Records from a collection of figures:
• • • • •

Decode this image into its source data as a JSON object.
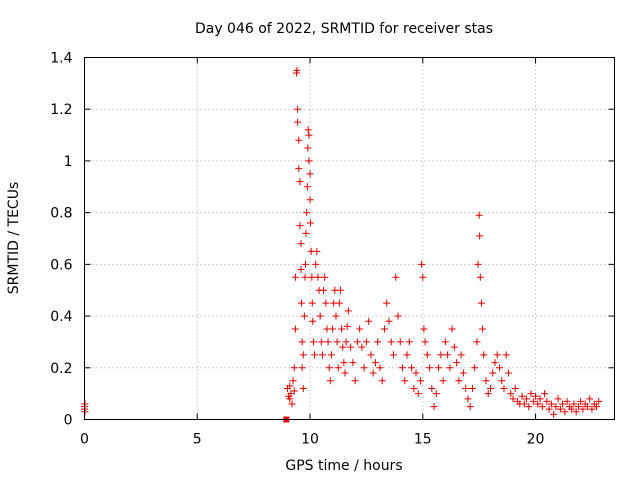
{
  "chart_data": {
    "type": "scatter",
    "title": "Day 046 of 2022, SRMTID for receiver stas",
    "xlabel": "GPS time / hours",
    "ylabel": "SRMTID / TECUs",
    "xlim": [
      0,
      23.5
    ],
    "ylim": [
      0,
      1.4
    ],
    "xticks": [
      0,
      5,
      10,
      15,
      20
    ],
    "xtick_labels": [
      "0",
      "5",
      "10",
      "15",
      "20"
    ],
    "yticks": [
      0,
      0.2,
      0.4,
      0.6,
      0.8,
      1.0,
      1.2,
      1.4
    ],
    "ytick_labels": [
      "0",
      "0.2",
      "0.4",
      "0.6",
      "0.8",
      "1",
      "1.2",
      "1.4"
    ],
    "grid": true,
    "marker": "plus",
    "color": "#e00000",
    "series": [
      {
        "name": "SRMTID",
        "points": [
          [
            0.0,
            0.05
          ],
          [
            0.0,
            0.04
          ],
          [
            0.02,
            0.06
          ],
          [
            0.02,
            0.03
          ],
          [
            8.95,
            0.0
          ],
          [
            9.0,
            0.12
          ],
          [
            9.05,
            0.09
          ],
          [
            9.1,
            0.08
          ],
          [
            9.1,
            0.13
          ],
          [
            9.15,
            0.1
          ],
          [
            9.2,
            0.06
          ],
          [
            9.25,
            0.15
          ],
          [
            9.3,
            0.2
          ],
          [
            9.3,
            0.11
          ],
          [
            9.35,
            0.35
          ],
          [
            9.35,
            0.55
          ],
          [
            9.4,
            1.34
          ],
          [
            9.42,
            1.35
          ],
          [
            9.45,
            1.2
          ],
          [
            9.45,
            1.15
          ],
          [
            9.5,
            1.08
          ],
          [
            9.5,
            0.97
          ],
          [
            9.55,
            0.92
          ],
          [
            9.55,
            0.75
          ],
          [
            9.6,
            0.68
          ],
          [
            9.6,
            0.58
          ],
          [
            9.62,
            0.45
          ],
          [
            9.65,
            0.3
          ],
          [
            9.65,
            0.2
          ],
          [
            9.7,
            0.12
          ],
          [
            9.7,
            0.25
          ],
          [
            9.75,
            0.4
          ],
          [
            9.78,
            0.55
          ],
          [
            9.8,
            0.6
          ],
          [
            9.82,
            0.72
          ],
          [
            9.85,
            0.8
          ],
          [
            9.88,
            0.9
          ],
          [
            9.9,
            1.05
          ],
          [
            9.92,
            1.12
          ],
          [
            9.95,
            1.1
          ],
          [
            9.95,
            1.0
          ],
          [
            10.0,
            0.95
          ],
          [
            10.0,
            0.85
          ],
          [
            10.02,
            0.76
          ],
          [
            10.05,
            0.65
          ],
          [
            10.08,
            0.55
          ],
          [
            10.1,
            0.45
          ],
          [
            10.12,
            0.38
          ],
          [
            10.15,
            0.3
          ],
          [
            10.2,
            0.25
          ],
          [
            10.25,
            0.6
          ],
          [
            10.3,
            0.65
          ],
          [
            10.35,
            0.55
          ],
          [
            10.4,
            0.5
          ],
          [
            10.45,
            0.4
          ],
          [
            10.5,
            0.3
          ],
          [
            10.55,
            0.25
          ],
          [
            10.6,
            0.5
          ],
          [
            10.65,
            0.55
          ],
          [
            10.7,
            0.45
          ],
          [
            10.75,
            0.35
          ],
          [
            10.8,
            0.3
          ],
          [
            10.85,
            0.2
          ],
          [
            10.9,
            0.15
          ],
          [
            10.95,
            0.25
          ],
          [
            11.0,
            0.35
          ],
          [
            11.05,
            0.45
          ],
          [
            11.1,
            0.5
          ],
          [
            11.15,
            0.4
          ],
          [
            11.2,
            0.3
          ],
          [
            11.25,
            0.2
          ],
          [
            11.3,
            0.45
          ],
          [
            11.35,
            0.5
          ],
          [
            11.4,
            0.35
          ],
          [
            11.45,
            0.28
          ],
          [
            11.5,
            0.22
          ],
          [
            11.55,
            0.18
          ],
          [
            11.6,
            0.3
          ],
          [
            11.65,
            0.36
          ],
          [
            11.7,
            0.42
          ],
          [
            11.8,
            0.28
          ],
          [
            11.9,
            0.22
          ],
          [
            12.0,
            0.15
          ],
          [
            12.1,
            0.3
          ],
          [
            12.2,
            0.35
          ],
          [
            12.3,
            0.28
          ],
          [
            12.4,
            0.2
          ],
          [
            12.5,
            0.3
          ],
          [
            12.6,
            0.38
          ],
          [
            12.7,
            0.25
          ],
          [
            12.8,
            0.18
          ],
          [
            12.9,
            0.22
          ],
          [
            13.0,
            0.3
          ],
          [
            13.1,
            0.2
          ],
          [
            13.2,
            0.15
          ],
          [
            13.3,
            0.35
          ],
          [
            13.4,
            0.45
          ],
          [
            13.5,
            0.38
          ],
          [
            13.6,
            0.3
          ],
          [
            13.7,
            0.25
          ],
          [
            13.8,
            0.55
          ],
          [
            13.9,
            0.4
          ],
          [
            14.0,
            0.3
          ],
          [
            14.1,
            0.2
          ],
          [
            14.2,
            0.15
          ],
          [
            14.3,
            0.25
          ],
          [
            14.4,
            0.3
          ],
          [
            14.5,
            0.2
          ],
          [
            14.6,
            0.12
          ],
          [
            14.7,
            0.18
          ],
          [
            14.8,
            0.1
          ],
          [
            14.9,
            0.15
          ],
          [
            14.95,
            0.6
          ],
          [
            15.0,
            0.55
          ],
          [
            15.05,
            0.35
          ],
          [
            15.1,
            0.3
          ],
          [
            15.2,
            0.25
          ],
          [
            15.3,
            0.2
          ],
          [
            15.4,
            0.12
          ],
          [
            15.5,
            0.05
          ],
          [
            15.6,
            0.1
          ],
          [
            15.7,
            0.2
          ],
          [
            15.8,
            0.25
          ],
          [
            15.9,
            0.15
          ],
          [
            16.0,
            0.3
          ],
          [
            16.1,
            0.25
          ],
          [
            16.2,
            0.2
          ],
          [
            16.3,
            0.35
          ],
          [
            16.4,
            0.28
          ],
          [
            16.5,
            0.22
          ],
          [
            16.6,
            0.15
          ],
          [
            16.7,
            0.25
          ],
          [
            16.8,
            0.18
          ],
          [
            16.9,
            0.12
          ],
          [
            17.0,
            0.08
          ],
          [
            17.1,
            0.05
          ],
          [
            17.2,
            0.12
          ],
          [
            17.3,
            0.2
          ],
          [
            17.4,
            0.3
          ],
          [
            17.45,
            0.6
          ],
          [
            17.5,
            0.79
          ],
          [
            17.52,
            0.71
          ],
          [
            17.55,
            0.55
          ],
          [
            17.6,
            0.45
          ],
          [
            17.65,
            0.35
          ],
          [
            17.7,
            0.25
          ],
          [
            17.8,
            0.15
          ],
          [
            17.9,
            0.1
          ],
          [
            18.0,
            0.12
          ],
          [
            18.1,
            0.18
          ],
          [
            18.2,
            0.22
          ],
          [
            18.3,
            0.25
          ],
          [
            18.4,
            0.2
          ],
          [
            18.5,
            0.15
          ],
          [
            18.6,
            0.12
          ],
          [
            18.7,
            0.25
          ],
          [
            18.8,
            0.18
          ],
          [
            18.9,
            0.1
          ],
          [
            19.0,
            0.08
          ],
          [
            19.1,
            0.12
          ],
          [
            19.2,
            0.07
          ],
          [
            19.3,
            0.06
          ],
          [
            19.4,
            0.09
          ],
          [
            19.5,
            0.06
          ],
          [
            19.6,
            0.08
          ],
          [
            19.7,
            0.05
          ],
          [
            19.8,
            0.1
          ],
          [
            19.9,
            0.07
          ],
          [
            20.0,
            0.09
          ],
          [
            20.1,
            0.06
          ],
          [
            20.2,
            0.08
          ],
          [
            20.3,
            0.05
          ],
          [
            20.4,
            0.1
          ],
          [
            20.5,
            0.07
          ],
          [
            20.6,
            0.04
          ],
          [
            20.7,
            0.06
          ],
          [
            20.8,
            0.02
          ],
          [
            20.9,
            0.05
          ],
          [
            21.0,
            0.08
          ],
          [
            21.1,
            0.04
          ],
          [
            21.2,
            0.06
          ],
          [
            21.3,
            0.03
          ],
          [
            21.4,
            0.07
          ],
          [
            21.5,
            0.05
          ],
          [
            21.6,
            0.04
          ],
          [
            21.7,
            0.06
          ],
          [
            21.8,
            0.03
          ],
          [
            21.9,
            0.05
          ],
          [
            22.0,
            0.07
          ],
          [
            22.1,
            0.04
          ],
          [
            22.2,
            0.06
          ],
          [
            22.3,
            0.05
          ],
          [
            22.4,
            0.08
          ],
          [
            22.5,
            0.04
          ],
          [
            22.6,
            0.06
          ],
          [
            22.7,
            0.05
          ],
          [
            22.8,
            0.07
          ]
        ]
      }
    ]
  }
}
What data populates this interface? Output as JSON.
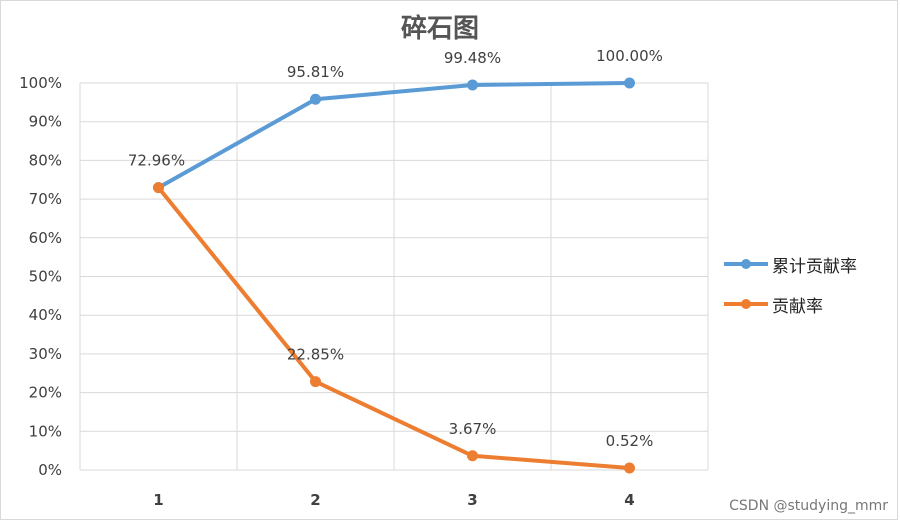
{
  "chart_data": {
    "type": "line",
    "title": "碎石图",
    "categories": [
      "1",
      "2",
      "3",
      "4"
    ],
    "y_ticks": [
      "0%",
      "10%",
      "20%",
      "30%",
      "40%",
      "50%",
      "60%",
      "70%",
      "80%",
      "90%",
      "100%"
    ],
    "ylim": [
      0,
      100
    ],
    "grid": true,
    "legend_position": "right",
    "series": [
      {
        "name": "累计贡献率",
        "color": "#5b9bd5",
        "values": [
          72.96,
          95.81,
          99.48,
          100.0
        ],
        "labels": [
          "72.96%",
          "95.81%",
          "99.48%",
          "100.00%"
        ]
      },
      {
        "name": "贡献率",
        "color": "#ed7d31",
        "values": [
          72.96,
          22.85,
          3.67,
          0.52
        ],
        "labels": [
          "",
          "22.85%",
          "3.67%",
          "0.52%"
        ]
      }
    ]
  },
  "watermark": "CSDN @studying_mmr"
}
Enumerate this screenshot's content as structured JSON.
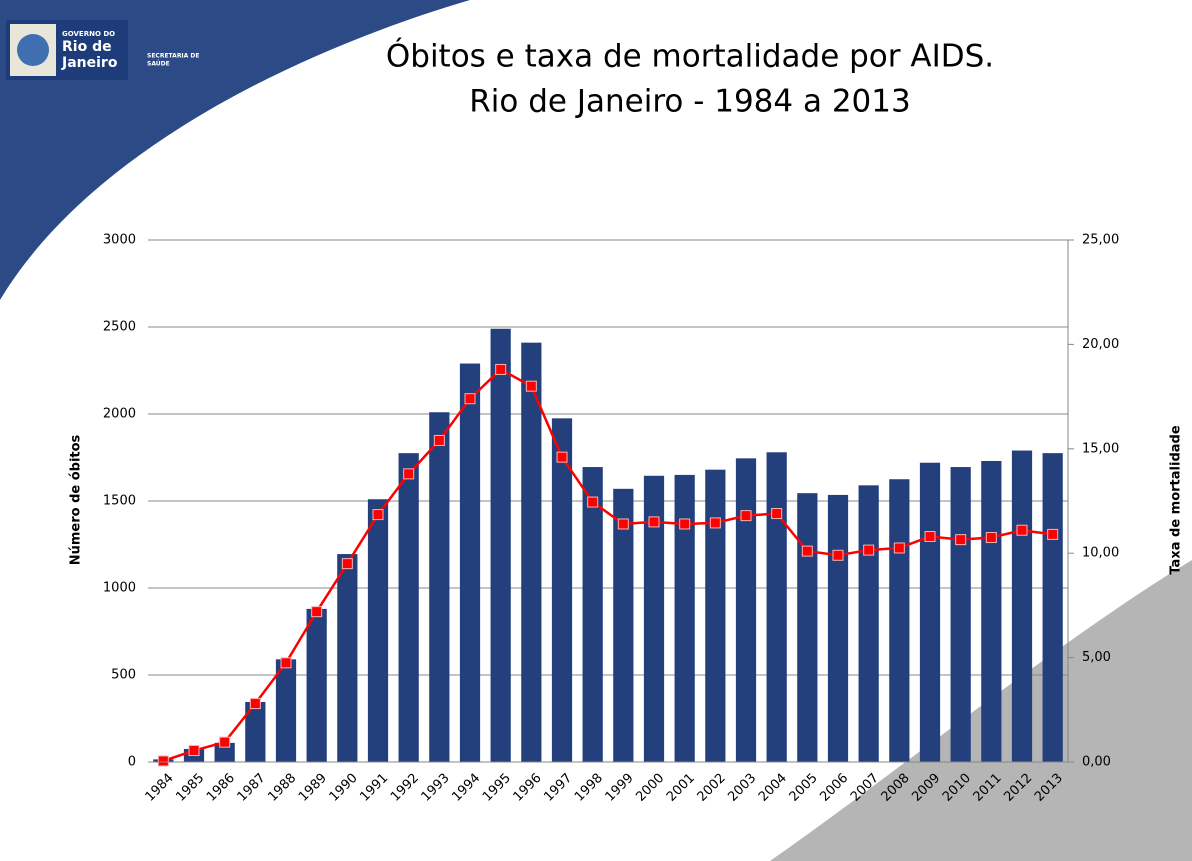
{
  "logo": {
    "lines": [
      "GOVERNO DO",
      "Rio de",
      "Janeiro"
    ],
    "dept": [
      "SECRETARIA DE",
      "SAÚDE"
    ]
  },
  "chart_data": {
    "type": "bar",
    "title": "Óbitos e taxa de mortalidade por AIDS.",
    "subtitle": "Rio de Janeiro - 1984 a 2013",
    "ylabel": "Número de óbitos",
    "y2label": "Taxa de mortalidade",
    "categories": [
      "1984",
      "1985",
      "1986",
      "1987",
      "1988",
      "1989",
      "1990",
      "1991",
      "1992",
      "1993",
      "1994",
      "1995",
      "1996",
      "1997",
      "1998",
      "1999",
      "2000",
      "2001",
      "2002",
      "2003",
      "2004",
      "2005",
      "2006",
      "2007",
      "2008",
      "2009",
      "2010",
      "2011",
      "2012",
      "2013"
    ],
    "series": [
      {
        "type": "bar",
        "color": "#233f7c",
        "values": [
          15,
          75,
          110,
          345,
          590,
          880,
          1195,
          1510,
          1775,
          2010,
          2290,
          2490,
          2410,
          1975,
          1695,
          1570,
          1645,
          1650,
          1680,
          1745,
          1780,
          1545,
          1535,
          1590,
          1625,
          1720,
          1695,
          1730,
          1790,
          1775
        ]
      },
      {
        "type": "line",
        "axis": "y2",
        "color": "#ff0000",
        "values": [
          0.05,
          0.55,
          0.95,
          2.8,
          4.75,
          7.2,
          9.5,
          11.85,
          13.8,
          15.4,
          17.4,
          18.8,
          18.0,
          14.6,
          12.45,
          11.4,
          11.5,
          11.4,
          11.45,
          11.8,
          11.9,
          10.1,
          9.9,
          10.15,
          10.25,
          10.8,
          10.65,
          10.75,
          11.1,
          10.9
        ]
      }
    ],
    "ylim": [
      0,
      3000
    ],
    "yticks": [
      0,
      500,
      1000,
      1500,
      2000,
      2500,
      3000
    ],
    "y2lim": [
      0,
      25
    ],
    "y2ticks": [
      {
        "value": 0,
        "label": "0,00"
      },
      {
        "value": 5,
        "label": "5,00"
      },
      {
        "value": 10,
        "label": "10,00"
      },
      {
        "value": 15,
        "label": "15,00"
      },
      {
        "value": 20,
        "label": "20,00"
      },
      {
        "value": 25,
        "label": "25,00"
      }
    ],
    "grid": true
  }
}
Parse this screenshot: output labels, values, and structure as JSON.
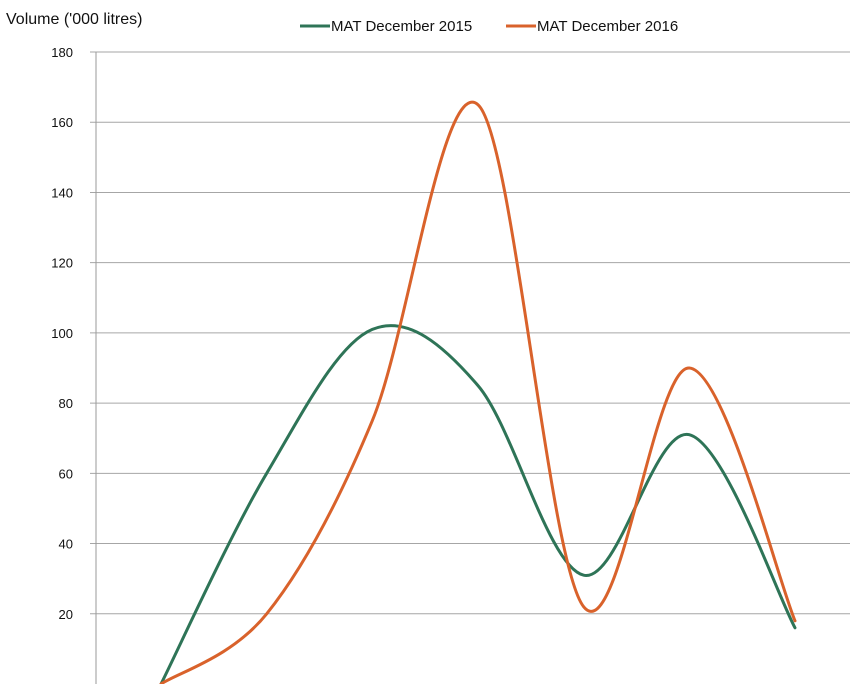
{
  "chart_data": {
    "type": "line",
    "title": "",
    "ylabel": "Volume ('000 litres)",
    "xlabel": "",
    "ylim": [
      0,
      180
    ],
    "yticks": [
      20,
      40,
      60,
      80,
      100,
      120,
      140,
      160,
      180
    ],
    "x": [
      1,
      2,
      3,
      4,
      5,
      6,
      7
    ],
    "grid": true,
    "legend_position": "top",
    "series": [
      {
        "name": "MAT December 2015",
        "color": "#2e7457",
        "values": [
          0,
          60,
          101,
          85,
          31,
          71,
          16
        ]
      },
      {
        "name": "MAT December 2016",
        "color": "#d9622b",
        "values": [
          0,
          20,
          75,
          165,
          22,
          90,
          18
        ]
      }
    ]
  }
}
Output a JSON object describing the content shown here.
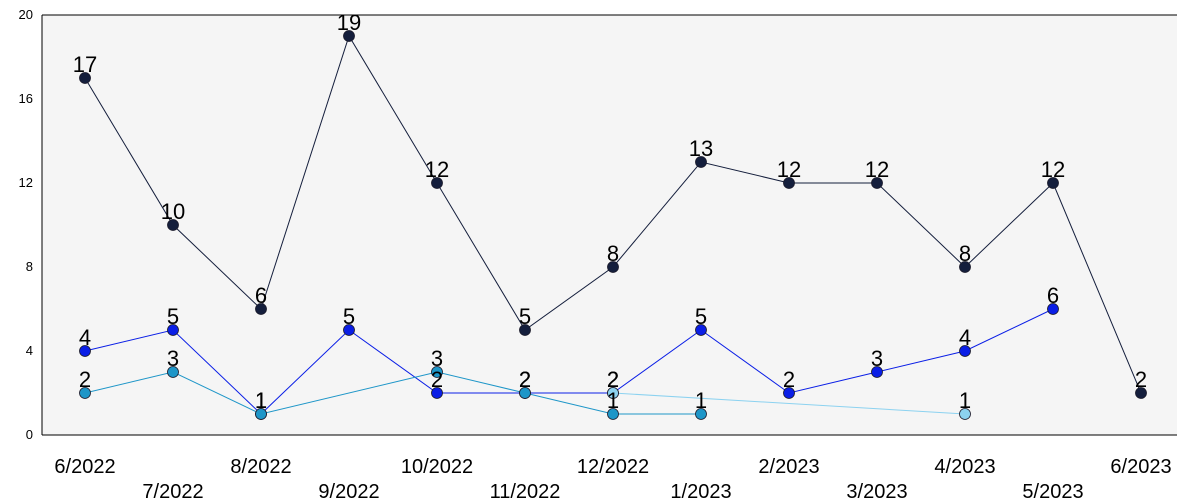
{
  "chart_data": {
    "type": "line",
    "title": "",
    "xlabel": "",
    "ylabel": "",
    "ylim": [
      0,
      20
    ],
    "y_ticks": [
      0,
      4,
      8,
      12,
      16,
      20
    ],
    "grid": false,
    "legend": "none",
    "background": "#f5f5f5",
    "categories": [
      "6/2022",
      "7/2022",
      "8/2022",
      "9/2022",
      "10/2022",
      "11/2022",
      "12/2022",
      "1/2023",
      "2/2023",
      "3/2023",
      "4/2023",
      "5/2023",
      "6/2023"
    ],
    "series": [
      {
        "color": "#141e3c",
        "stroke": "#141e3c",
        "values": [
          17,
          10,
          6,
          19,
          12,
          5,
          8,
          13,
          12,
          12,
          8,
          12,
          2
        ]
      },
      {
        "color": "#0a1ee6",
        "stroke": "#0a1ee6",
        "values": [
          4,
          5,
          1,
          5,
          2,
          2,
          2,
          5,
          2,
          3,
          4,
          6,
          null
        ]
      },
      {
        "color": "#1e96c8",
        "stroke": "#1e96c8",
        "values": [
          2,
          3,
          1,
          null,
          3,
          2,
          1,
          1,
          null,
          null,
          null,
          null,
          null
        ]
      },
      {
        "color": "#8cd2f0",
        "stroke": "#8cd2f0",
        "values": [
          null,
          null,
          null,
          null,
          null,
          null,
          2,
          null,
          null,
          null,
          1,
          null,
          null
        ]
      }
    ]
  }
}
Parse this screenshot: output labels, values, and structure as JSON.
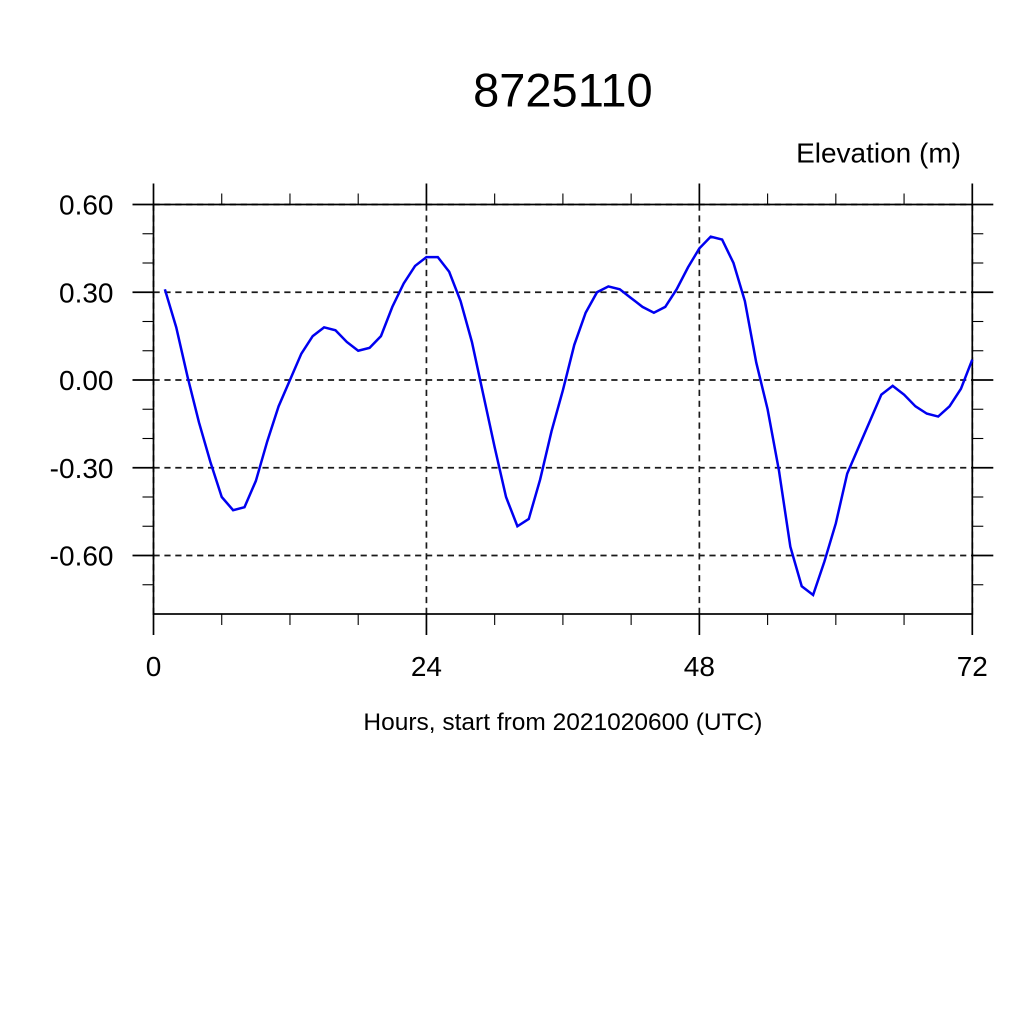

• • • • •

What to produce: Looking at the material above, count the lines that hold "this" and give the total alone.

Exercise output: 5